"""

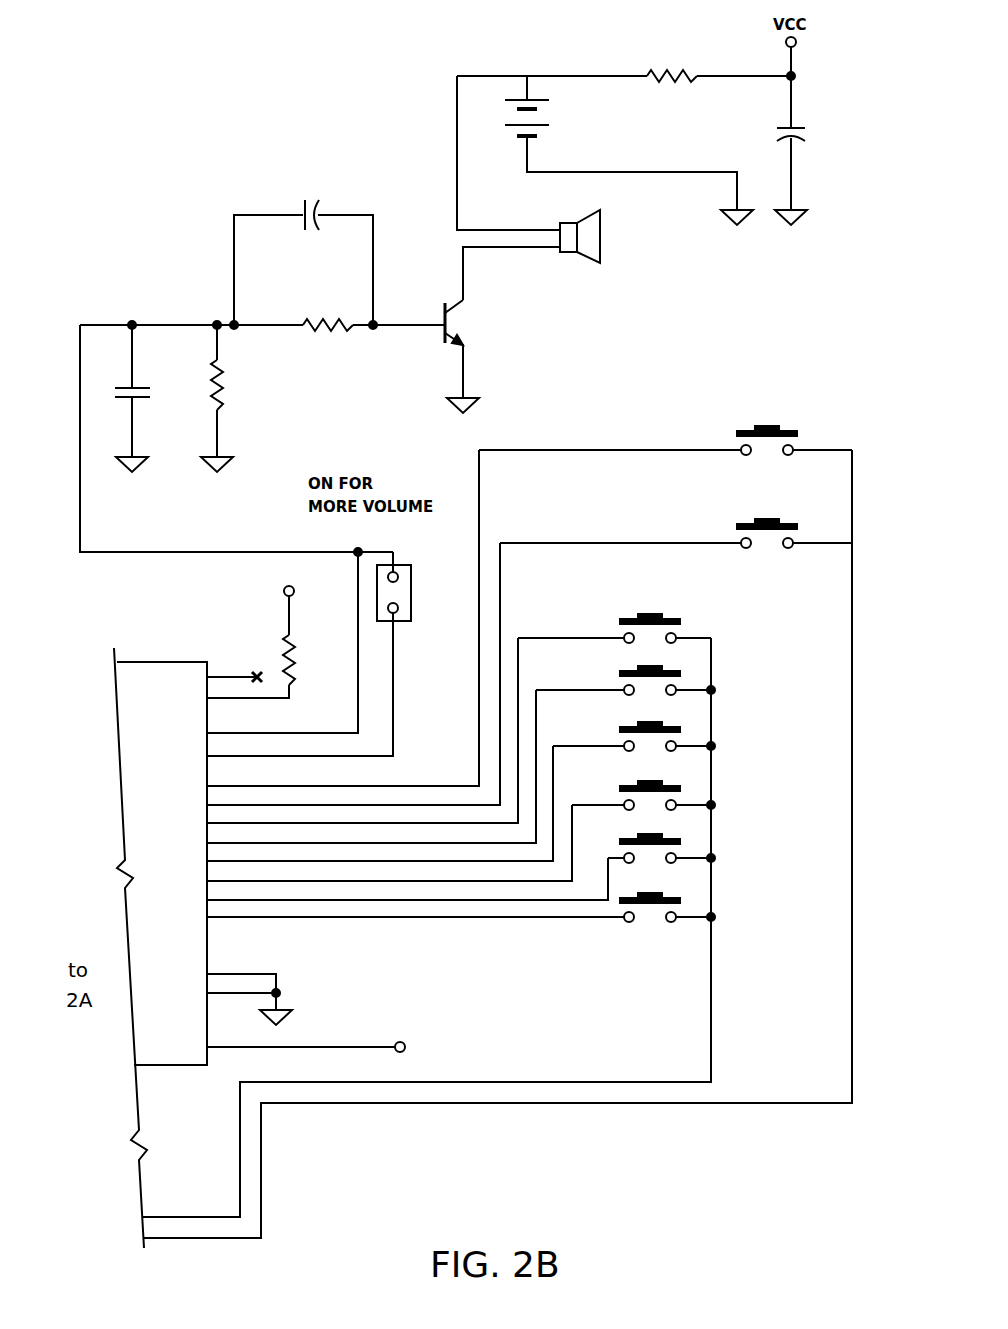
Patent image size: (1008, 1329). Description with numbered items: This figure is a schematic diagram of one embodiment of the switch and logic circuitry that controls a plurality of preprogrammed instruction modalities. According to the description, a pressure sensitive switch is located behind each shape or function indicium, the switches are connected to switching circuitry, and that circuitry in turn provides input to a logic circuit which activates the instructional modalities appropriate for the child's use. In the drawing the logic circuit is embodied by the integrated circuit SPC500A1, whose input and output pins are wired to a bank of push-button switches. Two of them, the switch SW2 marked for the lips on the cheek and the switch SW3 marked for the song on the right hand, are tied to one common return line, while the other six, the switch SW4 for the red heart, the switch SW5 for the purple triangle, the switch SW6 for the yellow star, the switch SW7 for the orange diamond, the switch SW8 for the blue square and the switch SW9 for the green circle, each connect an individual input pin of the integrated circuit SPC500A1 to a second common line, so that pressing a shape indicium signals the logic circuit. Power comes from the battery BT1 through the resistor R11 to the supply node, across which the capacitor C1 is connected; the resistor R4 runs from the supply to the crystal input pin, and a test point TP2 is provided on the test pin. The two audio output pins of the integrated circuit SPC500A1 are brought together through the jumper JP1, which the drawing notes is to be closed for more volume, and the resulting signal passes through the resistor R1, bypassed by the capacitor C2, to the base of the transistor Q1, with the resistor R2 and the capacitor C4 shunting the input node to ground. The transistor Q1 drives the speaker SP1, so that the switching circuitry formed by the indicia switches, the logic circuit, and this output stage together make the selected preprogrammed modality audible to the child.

The resistor R11 1R0 R11 is at (624, 75).
The battery 2xAA BT1 is at (629, 150).
The capacitor 100uF C1 is at (823, 150).
The speaker 8R W25 SP1 is at (607, 243).
The transistor 8050 Q1 is at (455, 350).
The resistor 270R R1 is at (226, 324).
The capacitor 0.1uF C4 is at (160, 398).
The resistor 470R R2 is at (239, 398).
The capacitor 0.1uF C2 is at (303, 247).
The jumper JP1 is at (331, 654).
The resistor 91K R4 is at (275, 632).
The sound processor IC SPC500A1 is at (203, 948).
The test point TP2 is at (342, 1030).
The lips switch SW2 is at (665, 422).
The song switch SW3 is at (676, 515).
The red heart switch SW4 is at (652, 619).
The purple triangle switch SW5 is at (675, 675).
The yellow star switch SW6 is at (676, 731).
The orange diamond switch SW7 is at (692, 788).
The blue square switch SW8 is at (703, 842).
The green circle switch SW9 is at (704, 900).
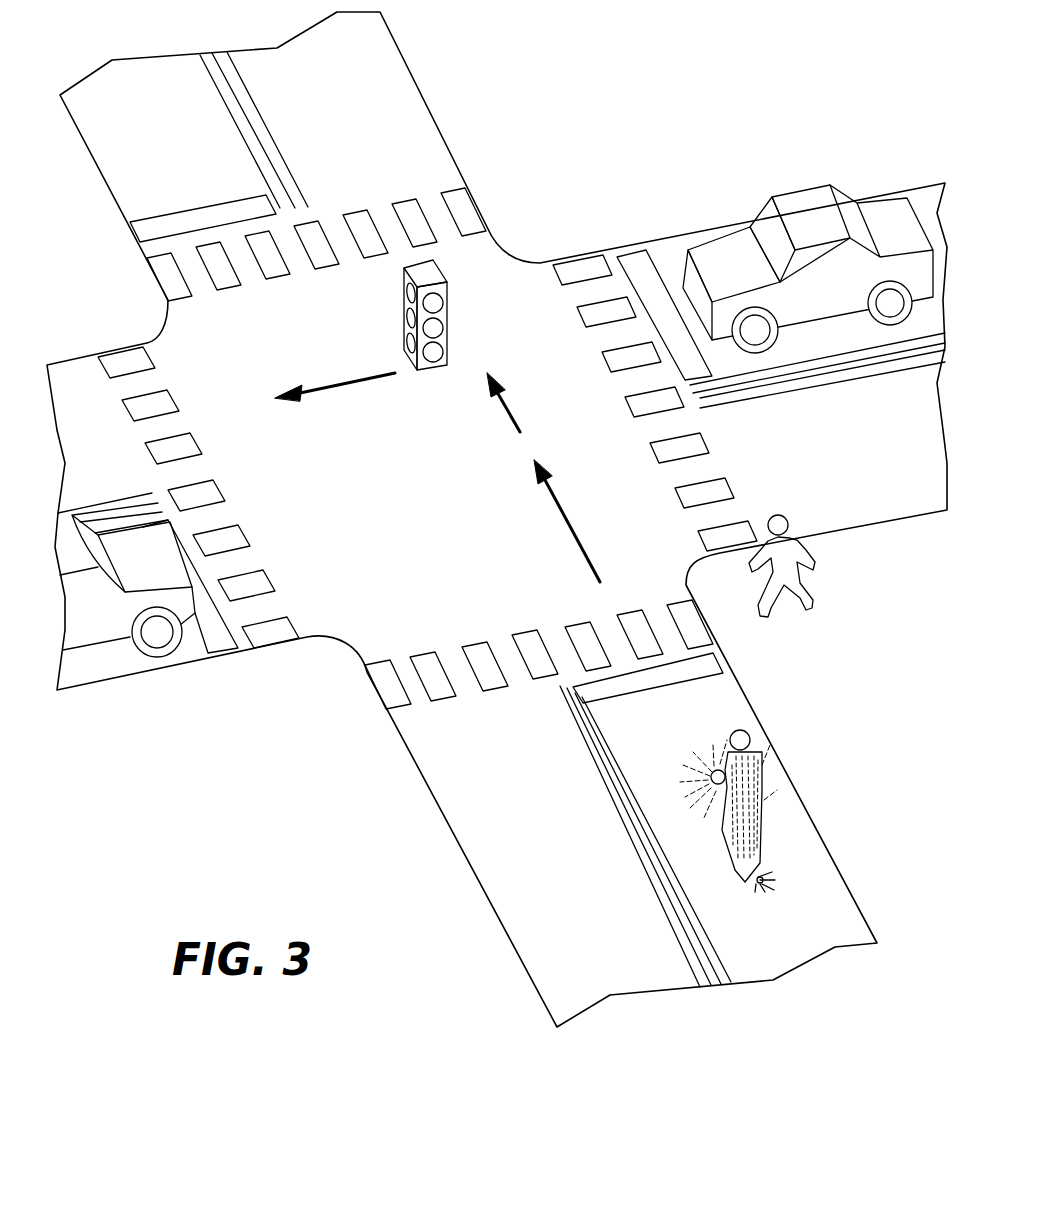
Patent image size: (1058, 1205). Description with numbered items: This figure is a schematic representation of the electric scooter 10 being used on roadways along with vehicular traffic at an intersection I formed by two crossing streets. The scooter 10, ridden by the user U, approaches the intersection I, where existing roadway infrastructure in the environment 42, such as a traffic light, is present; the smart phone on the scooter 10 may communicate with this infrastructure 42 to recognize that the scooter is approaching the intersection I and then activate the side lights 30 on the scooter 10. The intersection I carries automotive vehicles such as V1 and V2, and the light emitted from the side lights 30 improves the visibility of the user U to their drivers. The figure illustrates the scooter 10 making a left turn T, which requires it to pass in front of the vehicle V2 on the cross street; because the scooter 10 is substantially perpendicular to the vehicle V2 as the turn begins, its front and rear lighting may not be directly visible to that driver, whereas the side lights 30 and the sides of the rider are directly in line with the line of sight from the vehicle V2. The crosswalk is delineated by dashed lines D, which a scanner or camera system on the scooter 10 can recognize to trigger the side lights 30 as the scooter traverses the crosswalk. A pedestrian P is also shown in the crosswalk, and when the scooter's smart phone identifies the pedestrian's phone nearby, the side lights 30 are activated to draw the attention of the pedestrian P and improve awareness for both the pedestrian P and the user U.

The electric scooter 10 is at (775, 772).
The side lights 30 is at (733, 850).
The roadway infrastructure in the environment 42 is at (447, 313).
The vehicle V1 is at (807, 210).
The vehicle V2 is at (95, 617).
The pedestrian P is at (805, 580).
The left turn T is at (437, 477).
The intersection I is at (366, 618).
The dashed lines D is at (393, 697).
The user U is at (738, 730).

"""

Written problem: Copy every line in the data above that contains the word "capacitor".

Output below:
Patent image size: (1008, 1329). Description with numbered items: This figure is a schematic diagram of one embodiment of the switch and logic circuitry that controls a plurality of preprogrammed instruction modalities. According to the description, a pressure sensitive switch is located behind each shape or function indicium, the switches are connected to switching circuitry, and that circuitry in turn provides input to a logic circuit which activates the instructional modalities appropriate for the child's use. In the drawing the logic circuit is embodied by the integrated circuit SPC500A1, whose input and output pins are wired to a bank of push-button switches. Two of them, the switch SW2 marked for the lips on the cheek and the switch SW3 marked for the song on the right hand, are tied to one common return line, while the other six, the switch SW4 for the red heart, the switch SW5 for the purple triangle, the switch SW6 for the yellow star, the switch SW7 for the orange diamond, the switch SW8 for the blue square and the switch SW9 for the green circle, each connect an individual input pin of the integrated circuit SPC500A1 to a second common line, so that pressing a shape indicium signals the logic circuit. Power comes from the battery BT1 through the resistor R11 to the supply node, across which the capacitor C1 is connected; the resistor R4 runs from the supply to the crystal input pin, and a test point TP2 is provided on the test pin. The two audio output pins of the integrated circuit SPC500A1 are brought together through the jumper JP1, which the drawing notes is to be closed for more volume, and the resulting signal passes through the resistor R1, bypassed by the capacitor C2, to the base of the transistor Q1, with the resistor R2 and the capacitor C4 shunting the input node to ground. The transistor Q1 drives the speaker SP1, so that the switching circuitry formed by the indicia switches, the logic circuit, and this output stage together make the selected preprogrammed modality audible to the child.
The capacitor 100uF C1 is at (823, 150).
The capacitor 0.1uF C4 is at (160, 398).
The capacitor 0.1uF C2 is at (303, 247).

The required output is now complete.